> **DATASET ROWS**:
►

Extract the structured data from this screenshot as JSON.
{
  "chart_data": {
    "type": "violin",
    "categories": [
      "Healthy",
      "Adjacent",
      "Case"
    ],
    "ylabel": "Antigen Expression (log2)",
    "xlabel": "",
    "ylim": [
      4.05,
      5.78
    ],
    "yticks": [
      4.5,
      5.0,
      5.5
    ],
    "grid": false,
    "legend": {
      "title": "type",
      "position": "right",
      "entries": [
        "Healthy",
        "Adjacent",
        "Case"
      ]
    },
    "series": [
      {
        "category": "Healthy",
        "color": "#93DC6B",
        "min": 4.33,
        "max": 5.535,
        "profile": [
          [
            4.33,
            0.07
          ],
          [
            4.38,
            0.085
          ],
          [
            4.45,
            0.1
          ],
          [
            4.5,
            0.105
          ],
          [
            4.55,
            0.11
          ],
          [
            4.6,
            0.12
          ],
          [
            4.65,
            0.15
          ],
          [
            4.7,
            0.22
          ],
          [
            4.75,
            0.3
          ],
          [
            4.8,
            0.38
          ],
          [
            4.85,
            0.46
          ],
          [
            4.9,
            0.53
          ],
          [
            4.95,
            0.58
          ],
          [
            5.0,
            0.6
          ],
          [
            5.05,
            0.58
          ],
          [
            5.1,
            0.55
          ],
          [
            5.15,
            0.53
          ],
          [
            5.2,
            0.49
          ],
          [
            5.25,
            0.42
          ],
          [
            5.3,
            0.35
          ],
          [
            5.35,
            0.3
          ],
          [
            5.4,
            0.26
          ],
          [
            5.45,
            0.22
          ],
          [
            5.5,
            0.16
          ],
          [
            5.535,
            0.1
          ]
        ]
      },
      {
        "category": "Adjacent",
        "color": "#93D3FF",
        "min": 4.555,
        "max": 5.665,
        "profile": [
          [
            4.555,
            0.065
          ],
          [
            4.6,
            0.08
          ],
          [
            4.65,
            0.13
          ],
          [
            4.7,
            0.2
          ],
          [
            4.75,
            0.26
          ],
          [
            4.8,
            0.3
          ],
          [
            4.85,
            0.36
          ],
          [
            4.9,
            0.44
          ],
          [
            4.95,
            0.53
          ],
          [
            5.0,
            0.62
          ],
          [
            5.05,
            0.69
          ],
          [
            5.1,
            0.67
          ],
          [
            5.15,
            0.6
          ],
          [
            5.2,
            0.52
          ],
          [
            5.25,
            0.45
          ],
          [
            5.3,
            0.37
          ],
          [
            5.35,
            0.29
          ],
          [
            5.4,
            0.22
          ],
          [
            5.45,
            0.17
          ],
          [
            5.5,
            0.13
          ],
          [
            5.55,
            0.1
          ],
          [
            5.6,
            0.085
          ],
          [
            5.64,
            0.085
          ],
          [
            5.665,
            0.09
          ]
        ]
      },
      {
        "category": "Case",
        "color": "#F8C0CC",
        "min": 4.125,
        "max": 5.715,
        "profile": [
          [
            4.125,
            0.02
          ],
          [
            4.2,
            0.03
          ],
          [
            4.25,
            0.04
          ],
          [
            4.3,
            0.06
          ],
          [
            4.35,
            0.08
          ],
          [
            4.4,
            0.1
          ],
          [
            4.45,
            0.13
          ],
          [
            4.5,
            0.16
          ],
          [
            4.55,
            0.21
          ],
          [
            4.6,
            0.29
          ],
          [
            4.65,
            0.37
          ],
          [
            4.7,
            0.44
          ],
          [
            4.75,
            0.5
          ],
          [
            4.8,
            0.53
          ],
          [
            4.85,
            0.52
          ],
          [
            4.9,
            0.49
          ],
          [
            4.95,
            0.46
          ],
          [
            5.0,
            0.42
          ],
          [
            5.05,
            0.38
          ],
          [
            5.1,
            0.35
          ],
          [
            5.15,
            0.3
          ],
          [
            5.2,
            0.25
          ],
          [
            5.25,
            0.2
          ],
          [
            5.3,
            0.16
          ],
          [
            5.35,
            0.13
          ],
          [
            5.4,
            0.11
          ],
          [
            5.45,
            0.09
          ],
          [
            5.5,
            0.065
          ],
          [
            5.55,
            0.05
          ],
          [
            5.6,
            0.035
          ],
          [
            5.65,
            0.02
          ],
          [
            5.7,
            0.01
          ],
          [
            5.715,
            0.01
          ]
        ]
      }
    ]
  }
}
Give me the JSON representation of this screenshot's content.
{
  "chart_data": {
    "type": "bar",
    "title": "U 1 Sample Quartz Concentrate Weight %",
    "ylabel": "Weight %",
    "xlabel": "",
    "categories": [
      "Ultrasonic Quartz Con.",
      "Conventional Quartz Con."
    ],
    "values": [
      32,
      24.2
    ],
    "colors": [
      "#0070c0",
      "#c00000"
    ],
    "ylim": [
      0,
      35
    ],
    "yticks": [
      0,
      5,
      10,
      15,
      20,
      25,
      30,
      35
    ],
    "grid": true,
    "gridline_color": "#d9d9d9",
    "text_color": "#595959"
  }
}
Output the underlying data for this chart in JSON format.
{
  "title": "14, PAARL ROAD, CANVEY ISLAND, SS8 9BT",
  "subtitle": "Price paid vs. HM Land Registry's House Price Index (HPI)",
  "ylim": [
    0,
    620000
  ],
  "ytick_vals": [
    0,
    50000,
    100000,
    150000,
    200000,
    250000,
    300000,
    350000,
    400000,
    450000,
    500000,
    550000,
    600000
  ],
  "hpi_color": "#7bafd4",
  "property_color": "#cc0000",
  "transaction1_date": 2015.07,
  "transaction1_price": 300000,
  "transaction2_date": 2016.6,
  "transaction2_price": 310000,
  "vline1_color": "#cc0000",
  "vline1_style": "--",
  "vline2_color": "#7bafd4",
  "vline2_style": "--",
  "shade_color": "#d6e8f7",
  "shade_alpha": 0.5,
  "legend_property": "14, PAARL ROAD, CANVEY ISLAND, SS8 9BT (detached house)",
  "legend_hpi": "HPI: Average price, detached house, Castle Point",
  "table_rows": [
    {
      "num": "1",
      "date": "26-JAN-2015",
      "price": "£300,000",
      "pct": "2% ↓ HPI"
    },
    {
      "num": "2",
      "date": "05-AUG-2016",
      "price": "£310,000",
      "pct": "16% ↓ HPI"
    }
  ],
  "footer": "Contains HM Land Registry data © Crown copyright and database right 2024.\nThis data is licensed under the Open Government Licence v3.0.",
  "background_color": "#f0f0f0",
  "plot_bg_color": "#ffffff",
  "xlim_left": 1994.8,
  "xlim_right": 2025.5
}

◄

> **PROBLEM**: Write out all the data again, exactly as it appears.

> **OUTPUT OF THE TASK**:
Extract the structured data from this screenshot as JSON.
{
  "chart_data": {
    "type": "violin",
    "categories": [
      "Healthy",
      "Adjacent",
      "Case"
    ],
    "ylabel": "Antigen Expression (log2)",
    "xlabel": "",
    "ylim": [
      4.05,
      5.78
    ],
    "yticks": [
      4.5,
      5.0,
      5.5
    ],
    "grid": false,
    "legend": {
      "title": "type",
      "position": "right",
      "entries": [
        "Healthy",
        "Adjacent",
        "Case"
      ]
    },
    "series": [
      {
        "category": "Healthy",
        "color": "#93DC6B",
        "min": 4.33,
        "max": 5.535,
        "profile": [
          [
            4.33,
            0.07
          ],
          [
            4.38,
            0.085
          ],
          [
            4.45,
            0.1
          ],
          [
            4.5,
            0.105
          ],
          [
            4.55,
            0.11
          ],
          [
            4.6,
            0.12
          ],
          [
            4.65,
            0.15
          ],
          [
            4.7,
            0.22
          ],
          [
            4.75,
            0.3
          ],
          [
            4.8,
            0.38
          ],
          [
            4.85,
            0.46
          ],
          [
            4.9,
            0.53
          ],
          [
            4.95,
            0.58
          ],
          [
            5.0,
            0.6
          ],
          [
            5.05,
            0.58
          ],
          [
            5.1,
            0.55
          ],
          [
            5.15,
            0.53
          ],
          [
            5.2,
            0.49
          ],
          [
            5.25,
            0.42
          ],
          [
            5.3,
            0.35
          ],
          [
            5.35,
            0.3
          ],
          [
            5.4,
            0.26
          ],
          [
            5.45,
            0.22
          ],
          [
            5.5,
            0.16
          ],
          [
            5.535,
            0.1
          ]
        ]
      },
      {
        "category": "Adjacent",
        "color": "#93D3FF",
        "min": 4.555,
        "max": 5.665,
        "profile": [
          [
            4.555,
            0.065
          ],
          [
            4.6,
            0.08
          ],
          [
            4.65,
            0.13
          ],
          [
            4.7,
            0.2
          ],
          [
            4.75,
            0.26
          ],
          [
            4.8,
            0.3
          ],
          [
            4.85,
            0.36
          ],
          [
            4.9,
            0.44
          ],
          [
            4.95,
            0.53
          ],
          [
            5.0,
            0.62
          ],
          [
            5.05,
            0.69
          ],
          [
            5.1,
            0.67
          ],
          [
            5.15,
            0.6
          ],
          [
            5.2,
            0.52
          ],
          [
            5.25,
            0.45
          ],
          [
            5.3,
            0.37
          ],
          [
            5.35,
            0.29
          ],
          [
            5.4,
            0.22
          ],
          [
            5.45,
            0.17
          ],
          [
            5.5,
            0.13
          ],
          [
            5.55,
            0.1
          ],
          [
            5.6,
            0.085
          ],
          [
            5.64,
            0.085
          ],
          [
            5.665,
            0.09
          ]
        ]
      },
      {
        "category": "Case",
        "color": "#F8C0CC",
        "min": 4.125,
        "max": 5.715,
        "profile": [
          [
            4.125,
            0.02
          ],
          [
            4.2,
            0.03
          ],
          [
            4.25,
            0.04
          ],
          [
            4.3,
            0.06
          ],
          [
            4.35,
            0.08
          ],
          [
            4.4,
            0.1
          ],
          [
            4.45,
            0.13
          ],
          [
            4.5,
            0.16
          ],
          [
            4.55,
            0.21
          ],
          [
            4.6,
            0.29
          ],
          [
            4.65,
            0.37
          ],
          [
            4.7,
            0.44
          ],
          [
            4.75,
            0.5
          ],
          [
            4.8,
            0.53
          ],
          [
            4.85,
            0.52
          ],
          [
            4.9,
            0.49
          ],
          [
            4.95,
            0.46
          ],
          [
            5.0,
            0.42
          ],
          [
            5.05,
            0.38
          ],
          [
            5.1,
            0.35
          ],
          [
            5.15,
            0.3
          ],
          [
            5.2,
            0.25
          ],
          [
            5.25,
            0.2
          ],
          [
            5.3,
            0.16
          ],
          [
            5.35,
            0.13
          ],
          [
            5.4,
            0.11
          ],
          [
            5.45,
            0.09
          ],
          [
            5.5,
            0.065
          ],
          [
            5.55,
            0.05
          ],
          [
            5.6,
            0.035
          ],
          [
            5.65,
            0.02
          ],
          [
            5.7,
            0.01
          ],
          [
            5.715,
            0.01
          ]
        ]
      }
    ]
  }
}
Give me the JSON representation of this screenshot's content.
{
  "chart_data": {
    "type": "bar",
    "title": "U 1 Sample Quartz Concentrate Weight %",
    "ylabel": "Weight %",
    "xlabel": "",
    "categories": [
      "Ultrasonic Quartz Con.",
      "Conventional Quartz Con."
    ],
    "values": [
      32,
      24.2
    ],
    "colors": [
      "#0070c0",
      "#c00000"
    ],
    "ylim": [
      0,
      35
    ],
    "yticks": [
      0,
      5,
      10,
      15,
      20,
      25,
      30,
      35
    ],
    "grid": true,
    "gridline_color": "#d9d9d9",
    "text_color": "#595959"
  }
}
Output the underlying data for this chart in JSON format.
{
  "title": "14, PAARL ROAD, CANVEY ISLAND, SS8 9BT",
  "subtitle": "Price paid vs. HM Land Registry's House Price Index (HPI)",
  "ylim": [
    0,
    620000
  ],
  "ytick_vals": [
    0,
    50000,
    100000,
    150000,
    200000,
    250000,
    300000,
    350000,
    400000,
    450000,
    500000,
    550000,
    600000
  ],
  "hpi_color": "#7bafd4",
  "property_color": "#cc0000",
  "transaction1_date": 2015.07,
  "transaction1_price": 300000,
  "transaction2_date": 2016.6,
  "transaction2_price": 310000,
  "vline1_color": "#cc0000",
  "vline1_style": "--",
  "vline2_color": "#7bafd4",
  "vline2_style": "--",
  "shade_color": "#d6e8f7",
  "shade_alpha": 0.5,
  "legend_property": "14, PAARL ROAD, CANVEY ISLAND, SS8 9BT (detached house)",
  "legend_hpi": "HPI: Average price, detached house, Castle Point",
  "table_rows": [
    {
      "num": "1",
      "date": "26-JAN-2015",
      "price": "£300,000",
      "pct": "2% ↓ HPI"
    },
    {
      "num": "2",
      "date": "05-AUG-2016",
      "price": "£310,000",
      "pct": "16% ↓ HPI"
    }
  ],
  "footer": "Contains HM Land Registry data © Crown copyright and database right 2024.\nThis data is licensed under the Open Government Licence v3.0.",
  "background_color": "#f0f0f0",
  "plot_bg_color": "#ffffff",
  "xlim_left": 1994.8,
  "xlim_right": 2025.5
}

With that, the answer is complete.